=== Data in this exercise ===

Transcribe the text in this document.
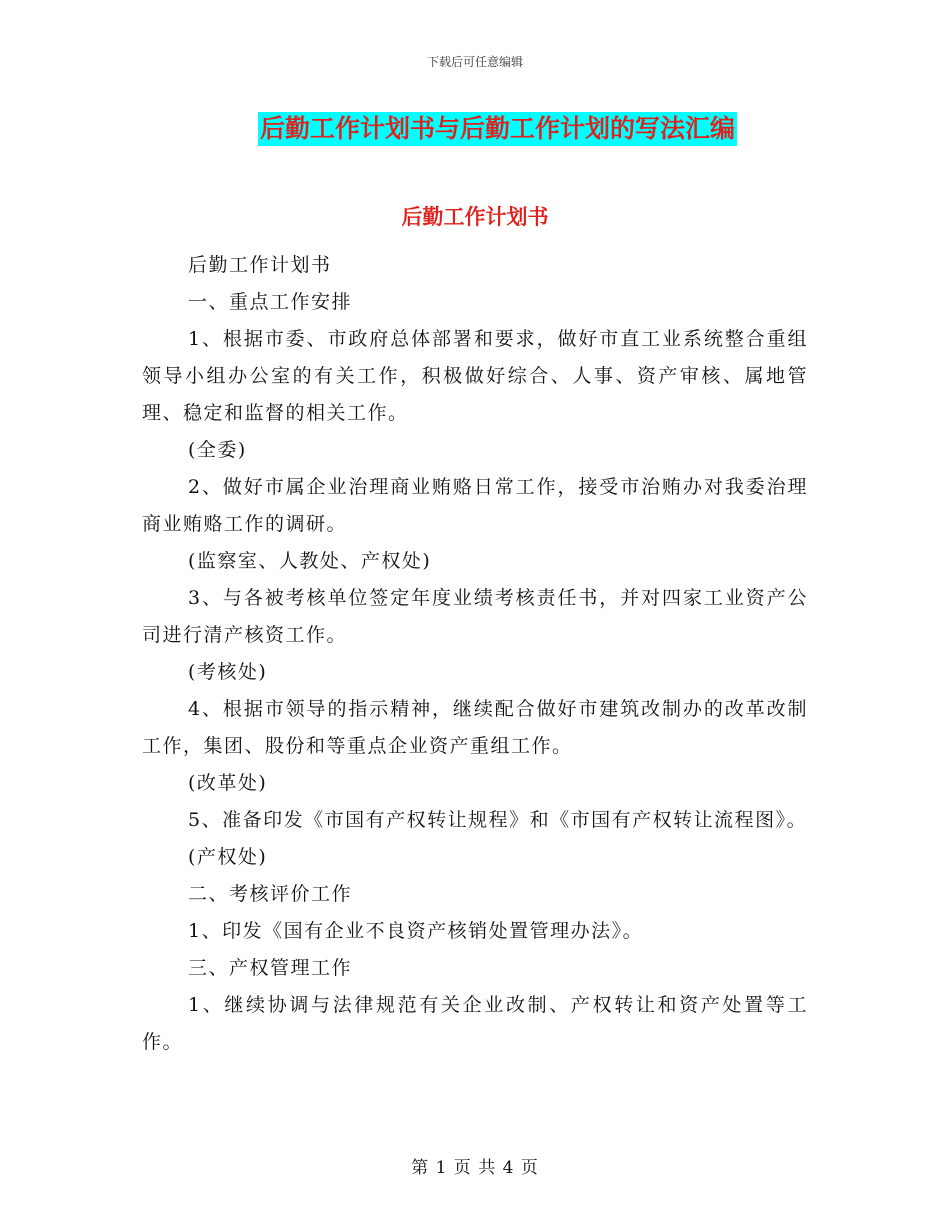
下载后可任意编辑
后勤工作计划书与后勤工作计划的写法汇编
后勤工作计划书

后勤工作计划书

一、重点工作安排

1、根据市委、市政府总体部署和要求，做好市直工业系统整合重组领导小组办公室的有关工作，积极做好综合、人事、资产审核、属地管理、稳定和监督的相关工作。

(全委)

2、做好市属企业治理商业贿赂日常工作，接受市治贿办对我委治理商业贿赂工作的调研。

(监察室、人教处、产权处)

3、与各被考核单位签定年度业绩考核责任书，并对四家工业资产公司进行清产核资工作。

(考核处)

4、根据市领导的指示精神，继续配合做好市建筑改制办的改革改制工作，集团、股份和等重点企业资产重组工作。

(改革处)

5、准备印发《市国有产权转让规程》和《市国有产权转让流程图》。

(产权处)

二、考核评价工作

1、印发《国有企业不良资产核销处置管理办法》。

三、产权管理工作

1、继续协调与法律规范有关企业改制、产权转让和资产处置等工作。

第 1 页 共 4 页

===
=== Data in this exercise ===

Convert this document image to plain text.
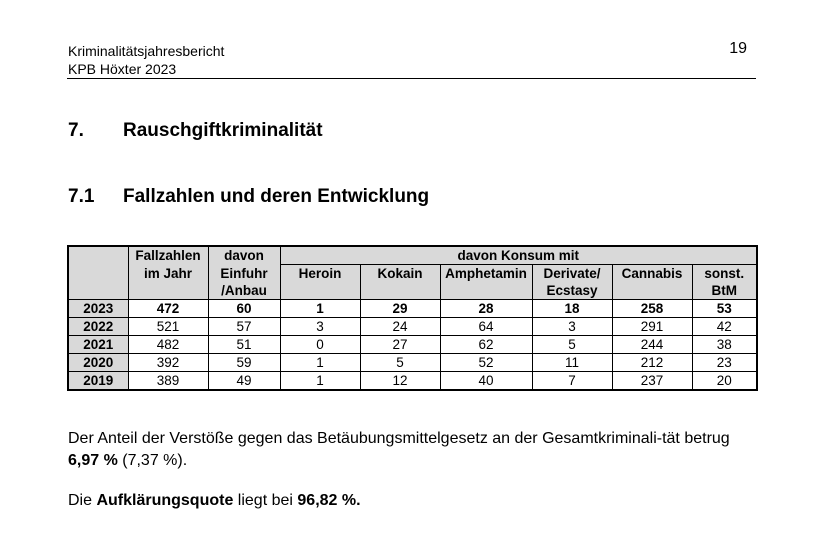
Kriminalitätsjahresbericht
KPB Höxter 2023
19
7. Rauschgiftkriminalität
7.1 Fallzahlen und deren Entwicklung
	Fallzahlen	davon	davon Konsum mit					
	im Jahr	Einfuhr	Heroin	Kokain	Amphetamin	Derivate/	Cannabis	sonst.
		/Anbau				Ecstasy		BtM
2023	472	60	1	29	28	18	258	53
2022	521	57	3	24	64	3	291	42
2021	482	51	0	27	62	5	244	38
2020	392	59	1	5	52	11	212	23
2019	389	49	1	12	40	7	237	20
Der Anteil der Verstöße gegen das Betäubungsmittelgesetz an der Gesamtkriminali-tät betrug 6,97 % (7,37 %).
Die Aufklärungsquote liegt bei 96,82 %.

===

Directive
Pick out and copy every line that contains the word "document".

Finished task
Transcribe the text in this document.
Convert this document image to plain text.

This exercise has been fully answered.